Information provided:
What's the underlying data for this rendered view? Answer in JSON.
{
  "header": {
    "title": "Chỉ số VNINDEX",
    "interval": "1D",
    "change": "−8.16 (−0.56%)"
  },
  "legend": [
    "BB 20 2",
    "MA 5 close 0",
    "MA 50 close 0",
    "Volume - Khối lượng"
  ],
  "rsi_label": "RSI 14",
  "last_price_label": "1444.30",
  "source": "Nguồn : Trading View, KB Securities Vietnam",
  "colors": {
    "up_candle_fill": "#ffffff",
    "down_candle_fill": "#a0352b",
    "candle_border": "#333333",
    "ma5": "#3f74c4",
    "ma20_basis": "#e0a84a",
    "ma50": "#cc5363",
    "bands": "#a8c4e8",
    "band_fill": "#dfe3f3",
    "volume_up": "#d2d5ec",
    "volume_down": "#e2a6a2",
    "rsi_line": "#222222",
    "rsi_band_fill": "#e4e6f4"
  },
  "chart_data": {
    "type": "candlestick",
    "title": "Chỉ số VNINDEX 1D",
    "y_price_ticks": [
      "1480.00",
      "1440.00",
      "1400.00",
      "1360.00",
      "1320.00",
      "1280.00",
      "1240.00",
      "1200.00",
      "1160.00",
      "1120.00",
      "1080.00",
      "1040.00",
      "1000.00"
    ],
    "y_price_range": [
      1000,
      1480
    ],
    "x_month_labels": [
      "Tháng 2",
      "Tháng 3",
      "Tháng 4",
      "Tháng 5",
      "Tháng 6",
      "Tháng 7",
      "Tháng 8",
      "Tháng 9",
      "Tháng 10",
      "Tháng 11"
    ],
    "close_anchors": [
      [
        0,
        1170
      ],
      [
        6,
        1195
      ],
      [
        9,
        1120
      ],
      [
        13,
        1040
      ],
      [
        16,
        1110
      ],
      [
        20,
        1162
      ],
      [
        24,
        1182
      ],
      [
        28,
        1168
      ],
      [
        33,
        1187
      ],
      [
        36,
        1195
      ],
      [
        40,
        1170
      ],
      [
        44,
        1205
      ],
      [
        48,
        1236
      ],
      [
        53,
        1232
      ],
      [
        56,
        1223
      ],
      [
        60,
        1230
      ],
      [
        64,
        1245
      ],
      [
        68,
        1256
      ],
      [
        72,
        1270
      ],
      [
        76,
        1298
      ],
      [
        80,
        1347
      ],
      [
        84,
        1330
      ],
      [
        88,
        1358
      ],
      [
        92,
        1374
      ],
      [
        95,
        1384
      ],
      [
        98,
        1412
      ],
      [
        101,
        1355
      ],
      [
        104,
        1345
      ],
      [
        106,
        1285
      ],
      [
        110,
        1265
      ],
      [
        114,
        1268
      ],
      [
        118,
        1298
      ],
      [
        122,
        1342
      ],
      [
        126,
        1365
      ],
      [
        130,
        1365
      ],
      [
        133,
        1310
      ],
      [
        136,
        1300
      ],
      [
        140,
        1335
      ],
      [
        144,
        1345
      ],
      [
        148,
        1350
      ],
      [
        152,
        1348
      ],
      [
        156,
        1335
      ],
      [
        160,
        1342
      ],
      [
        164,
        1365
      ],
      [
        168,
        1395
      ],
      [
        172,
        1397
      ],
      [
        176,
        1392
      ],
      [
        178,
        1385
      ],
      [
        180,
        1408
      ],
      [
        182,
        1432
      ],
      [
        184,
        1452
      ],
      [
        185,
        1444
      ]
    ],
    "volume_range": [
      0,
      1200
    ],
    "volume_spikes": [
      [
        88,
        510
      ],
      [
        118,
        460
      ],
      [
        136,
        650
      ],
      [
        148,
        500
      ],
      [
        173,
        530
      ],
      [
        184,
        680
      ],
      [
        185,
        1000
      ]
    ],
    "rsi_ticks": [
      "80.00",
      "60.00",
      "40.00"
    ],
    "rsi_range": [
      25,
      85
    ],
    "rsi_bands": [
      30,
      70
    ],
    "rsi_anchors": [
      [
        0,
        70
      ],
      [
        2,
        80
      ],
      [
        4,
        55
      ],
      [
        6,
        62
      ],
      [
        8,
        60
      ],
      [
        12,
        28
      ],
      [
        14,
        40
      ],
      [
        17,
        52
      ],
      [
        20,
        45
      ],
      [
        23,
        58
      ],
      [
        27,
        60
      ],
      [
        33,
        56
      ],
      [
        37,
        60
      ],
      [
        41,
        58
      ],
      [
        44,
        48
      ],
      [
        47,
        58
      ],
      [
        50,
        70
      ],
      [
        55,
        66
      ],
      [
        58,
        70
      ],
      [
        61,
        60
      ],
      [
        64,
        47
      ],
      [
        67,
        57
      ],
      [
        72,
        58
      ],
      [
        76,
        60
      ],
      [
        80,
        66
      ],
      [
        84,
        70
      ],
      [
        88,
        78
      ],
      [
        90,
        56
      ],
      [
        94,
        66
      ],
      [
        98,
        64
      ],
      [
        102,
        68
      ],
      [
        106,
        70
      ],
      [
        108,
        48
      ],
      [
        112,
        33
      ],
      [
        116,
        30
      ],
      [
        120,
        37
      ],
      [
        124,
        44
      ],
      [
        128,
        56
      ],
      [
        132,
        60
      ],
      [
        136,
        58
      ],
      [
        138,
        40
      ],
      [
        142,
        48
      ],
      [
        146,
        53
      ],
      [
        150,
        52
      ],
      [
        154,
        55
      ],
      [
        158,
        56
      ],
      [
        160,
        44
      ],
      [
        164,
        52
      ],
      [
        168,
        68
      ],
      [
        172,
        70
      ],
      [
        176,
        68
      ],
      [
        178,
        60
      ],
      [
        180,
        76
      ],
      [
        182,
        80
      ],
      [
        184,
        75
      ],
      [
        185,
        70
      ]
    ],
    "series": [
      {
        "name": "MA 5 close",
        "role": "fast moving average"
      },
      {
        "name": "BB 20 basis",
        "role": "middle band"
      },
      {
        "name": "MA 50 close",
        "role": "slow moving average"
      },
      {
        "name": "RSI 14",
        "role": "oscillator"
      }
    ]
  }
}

Exercise task: Copy whichever lines in the listing above contain the word "average".

Task solution:
        "role": "fast moving average"
        "role": "slow moving average"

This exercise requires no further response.